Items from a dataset
[Start]
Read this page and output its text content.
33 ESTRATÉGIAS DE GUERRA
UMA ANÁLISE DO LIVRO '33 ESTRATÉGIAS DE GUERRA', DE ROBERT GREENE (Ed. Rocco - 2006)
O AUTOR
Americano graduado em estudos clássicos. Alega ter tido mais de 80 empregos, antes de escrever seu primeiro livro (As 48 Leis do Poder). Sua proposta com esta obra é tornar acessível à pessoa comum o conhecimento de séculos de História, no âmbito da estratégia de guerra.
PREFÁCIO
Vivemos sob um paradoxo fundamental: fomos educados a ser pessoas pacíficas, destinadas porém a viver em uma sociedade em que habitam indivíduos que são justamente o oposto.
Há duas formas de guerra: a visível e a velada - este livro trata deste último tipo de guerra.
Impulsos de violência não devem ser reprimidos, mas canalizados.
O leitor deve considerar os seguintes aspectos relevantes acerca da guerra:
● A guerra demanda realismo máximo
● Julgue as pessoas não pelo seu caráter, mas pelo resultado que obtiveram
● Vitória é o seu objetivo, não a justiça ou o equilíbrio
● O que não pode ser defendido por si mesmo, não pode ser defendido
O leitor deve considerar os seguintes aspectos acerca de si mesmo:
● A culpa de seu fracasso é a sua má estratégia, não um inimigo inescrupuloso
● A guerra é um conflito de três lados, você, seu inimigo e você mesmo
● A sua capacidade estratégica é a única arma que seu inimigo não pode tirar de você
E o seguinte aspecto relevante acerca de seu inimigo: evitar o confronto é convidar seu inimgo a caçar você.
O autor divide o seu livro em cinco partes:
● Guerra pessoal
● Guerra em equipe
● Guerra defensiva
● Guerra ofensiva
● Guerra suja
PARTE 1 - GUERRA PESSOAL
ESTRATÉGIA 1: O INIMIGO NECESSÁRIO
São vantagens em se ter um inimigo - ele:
[End]
> **THE TASK**:
Retype the records in full. Keep every line identical to the original.

> **TASK ANSWER**:
Read this page and output its text content.
33 ESTRATÉGIAS DE GUERRA
UMA ANÁLISE DO LIVRO '33 ESTRATÉGIAS DE GUERRA', DE ROBERT GREENE (Ed. Rocco - 2006)
O AUTOR
Americano graduado em estudos clássicos. Alega ter tido mais de 80 empregos, antes de escrever seu primeiro livro (As 48 Leis do Poder). Sua proposta com esta obra é tornar acessível à pessoa comum o conhecimento de séculos de História, no âmbito da estratégia de guerra.
PREFÁCIO
Vivemos sob um paradoxo fundamental: fomos educados a ser pessoas pacíficas, destinadas porém a viver em uma sociedade em que habitam indivíduos que são justamente o oposto.
Há duas formas de guerra: a visível e a velada - este livro trata deste último tipo de guerra.
Impulsos de violência não devem ser reprimidos, mas canalizados.
O leitor deve considerar os seguintes aspectos relevantes acerca da guerra:
● A guerra demanda realismo máximo
● Julgue as pessoas não pelo seu caráter, mas pelo resultado que obtiveram
● Vitória é o seu objetivo, não a justiça ou o equilíbrio
● O que não pode ser defendido por si mesmo, não pode ser defendido
O leitor deve considerar os seguintes aspectos acerca de si mesmo:
● A culpa de seu fracasso é a sua má estratégia, não um inimigo inescrupuloso
● A guerra é um conflito de três lados, você, seu inimigo e você mesmo
● A sua capacidade estratégica é a única arma que seu inimigo não pode tirar de você
E o seguinte aspecto relevante acerca de seu inimigo: evitar o confronto é convidar seu inimgo a caçar você.
O autor divide o seu livro em cinco partes:
● Guerra pessoal
● Guerra em equipe
● Guerra defensiva
● Guerra ofensiva
● Guerra suja
PARTE 1 - GUERRA PESSOAL
ESTRATÉGIA 1: O INIMIGO NECESSÁRIO
São vantagens em se ter um inimigo - ele:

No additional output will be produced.